▶ [Data rows]
+---+
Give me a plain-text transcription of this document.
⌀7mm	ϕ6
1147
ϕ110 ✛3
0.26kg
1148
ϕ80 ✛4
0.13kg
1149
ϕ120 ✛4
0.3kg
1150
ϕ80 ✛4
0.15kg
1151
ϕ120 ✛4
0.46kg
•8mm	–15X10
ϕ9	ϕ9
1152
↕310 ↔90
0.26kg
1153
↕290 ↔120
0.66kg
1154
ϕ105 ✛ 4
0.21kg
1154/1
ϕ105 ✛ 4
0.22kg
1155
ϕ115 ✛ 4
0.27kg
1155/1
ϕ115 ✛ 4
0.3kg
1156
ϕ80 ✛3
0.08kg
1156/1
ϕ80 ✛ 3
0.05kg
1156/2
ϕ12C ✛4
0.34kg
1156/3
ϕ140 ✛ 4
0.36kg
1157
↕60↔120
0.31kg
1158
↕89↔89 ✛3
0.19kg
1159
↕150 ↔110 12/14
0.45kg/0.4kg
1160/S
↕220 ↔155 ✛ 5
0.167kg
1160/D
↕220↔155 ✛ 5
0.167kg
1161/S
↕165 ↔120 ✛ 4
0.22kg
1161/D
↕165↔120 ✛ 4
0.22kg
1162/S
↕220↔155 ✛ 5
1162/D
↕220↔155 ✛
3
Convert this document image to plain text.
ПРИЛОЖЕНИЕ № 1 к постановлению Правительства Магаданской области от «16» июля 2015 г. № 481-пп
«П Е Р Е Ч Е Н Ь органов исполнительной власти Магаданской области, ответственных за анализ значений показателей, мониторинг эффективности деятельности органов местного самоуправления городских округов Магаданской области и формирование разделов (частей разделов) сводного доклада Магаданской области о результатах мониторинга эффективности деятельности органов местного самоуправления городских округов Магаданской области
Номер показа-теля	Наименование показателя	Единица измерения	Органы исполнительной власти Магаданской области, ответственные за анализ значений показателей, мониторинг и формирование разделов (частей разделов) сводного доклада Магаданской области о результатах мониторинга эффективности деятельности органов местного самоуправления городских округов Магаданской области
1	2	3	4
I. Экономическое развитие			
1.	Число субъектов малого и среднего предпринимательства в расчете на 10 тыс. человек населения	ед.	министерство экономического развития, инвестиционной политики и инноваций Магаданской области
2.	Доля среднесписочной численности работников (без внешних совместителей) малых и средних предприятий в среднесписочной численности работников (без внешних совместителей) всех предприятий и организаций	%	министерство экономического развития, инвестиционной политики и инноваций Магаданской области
+---+
▶ [Directive] Return all the data exactly as given.

▶ [Answer to the problem]
Give me a plain-text transcription of this document.
⌀7mm	ϕ6
1147
ϕ110 ✛3
0.26kg
1148
ϕ80 ✛4
0.13kg
1149
ϕ120 ✛4
0.3kg
1150
ϕ80 ✛4
0.15kg
1151
ϕ120 ✛4
0.46kg
•8mm	–15X10
ϕ9	ϕ9
1152
↕310 ↔90
0.26kg
1153
↕290 ↔120
0.66kg
1154
ϕ105 ✛ 4
0.21kg
1154/1
ϕ105 ✛ 4
0.22kg
1155
ϕ115 ✛ 4
0.27kg
1155/1
ϕ115 ✛ 4
0.3kg
1156
ϕ80 ✛3
0.08kg
1156/1
ϕ80 ✛ 3
0.05kg
1156/2
ϕ12C ✛4
0.34kg
1156/3
ϕ140 ✛ 4
0.36kg
1157
↕60↔120
0.31kg
1158
↕89↔89 ✛3
0.19kg
1159
↕150 ↔110 12/14
0.45kg/0.4kg
1160/S
↕220 ↔155 ✛ 5
0.167kg
1160/D
↕220↔155 ✛ 5
0.167kg
1161/S
↕165 ↔120 ✛ 4
0.22kg
1161/D
↕165↔120 ✛ 4
0.22kg
1162/S
↕220↔155 ✛ 5
1162/D
↕220↔155 ✛
3
Convert this document image to plain text.
ПРИЛОЖЕНИЕ № 1 к постановлению Правительства Магаданской области от «16» июля 2015 г. № 481-пп
«П Е Р Е Ч Е Н Ь органов исполнительной власти Магаданской области, ответственных за анализ значений показателей, мониторинг эффективности деятельности органов местного самоуправления городских округов Магаданской области и формирование разделов (частей разделов) сводного доклада Магаданской области о результатах мониторинга эффективности деятельности органов местного самоуправления городских округов Магаданской области
Номер показа-теля	Наименование показателя	Единица измерения	Органы исполнительной власти Магаданской области, ответственные за анализ значений показателей, мониторинг и формирование разделов (частей разделов) сводного доклада Магаданской области о результатах мониторинга эффективности деятельности органов местного самоуправления городских округов Магаданской области
1	2	3	4
I. Экономическое развитие			
1.	Число субъектов малого и среднего предпринимательства в расчете на 10 тыс. человек населения	ед.	министерство экономического развития, инвестиционной политики и инноваций Магаданской области
2.	Доля среднесписочной численности работников (без внешних совместителей) малых и средних предприятий в среднесписочной численности работников (без внешних совместителей) всех предприятий и организаций	%	министерство экономического развития, инвестиционной политики и инноваций Магаданской области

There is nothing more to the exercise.